* [INSTRUCTIONS TO FOLLOW]
A faithful transcription of all the data is required.

(Stored data entries)
═══

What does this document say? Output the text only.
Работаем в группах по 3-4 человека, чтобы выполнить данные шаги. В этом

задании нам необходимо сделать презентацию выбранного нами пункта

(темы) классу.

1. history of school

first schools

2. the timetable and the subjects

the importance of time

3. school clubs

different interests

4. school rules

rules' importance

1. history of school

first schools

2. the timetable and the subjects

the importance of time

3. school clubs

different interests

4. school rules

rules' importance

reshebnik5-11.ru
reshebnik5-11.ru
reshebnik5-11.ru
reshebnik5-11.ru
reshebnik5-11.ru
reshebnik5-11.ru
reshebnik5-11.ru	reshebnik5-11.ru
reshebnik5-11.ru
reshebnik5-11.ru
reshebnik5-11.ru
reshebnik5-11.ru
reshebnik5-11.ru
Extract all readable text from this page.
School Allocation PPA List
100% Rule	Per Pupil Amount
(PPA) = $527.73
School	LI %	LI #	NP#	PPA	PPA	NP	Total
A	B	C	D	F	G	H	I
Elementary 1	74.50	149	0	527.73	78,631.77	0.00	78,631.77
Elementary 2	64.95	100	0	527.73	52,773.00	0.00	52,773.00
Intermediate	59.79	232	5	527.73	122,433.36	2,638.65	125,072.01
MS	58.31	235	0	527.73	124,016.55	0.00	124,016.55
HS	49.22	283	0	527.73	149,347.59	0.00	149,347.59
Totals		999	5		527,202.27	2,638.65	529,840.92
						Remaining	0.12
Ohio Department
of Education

═══

* [ANSWER TO THE PROBLEM]
What does this document say? Output the text only.
Работаем в группах по 3-4 человека, чтобы выполнить данные шаги. В этом

задании нам необходимо сделать презентацию выбранного нами пункта

(темы) классу.

1. history of school

first schools

2. the timetable and the subjects

the importance of time

3. school clubs

different interests

4. school rules

rules' importance

1. history of school

first schools

2. the timetable and the subjects

the importance of time

3. school clubs

different interests

4. school rules

rules' importance

reshebnik5-11.ru
reshebnik5-11.ru
reshebnik5-11.ru
reshebnik5-11.ru
reshebnik5-11.ru
reshebnik5-11.ru
reshebnik5-11.ru	reshebnik5-11.ru
reshebnik5-11.ru
reshebnik5-11.ru
reshebnik5-11.ru
reshebnik5-11.ru
reshebnik5-11.ru
Extract all readable text from this page.
School Allocation PPA List
100% Rule	Per Pupil Amount
(PPA) = $527.73
School	LI %	LI #	NP#	PPA	PPA	NP	Total
A	B	C	D	F	G	H	I
Elementary 1	74.50	149	0	527.73	78,631.77	0.00	78,631.77
Elementary 2	64.95	100	0	527.73	52,773.00	0.00	52,773.00
Intermediate	59.79	232	5	527.73	122,433.36	2,638.65	125,072.01
MS	58.31	235	0	527.73	124,016.55	0.00	124,016.55
HS	49.22	283	0	527.73	149,347.59	0.00	149,347.59
Totals		999	5		527,202.27	2,638.65	529,840.92
						Remaining	0.12
Ohio Department
of Education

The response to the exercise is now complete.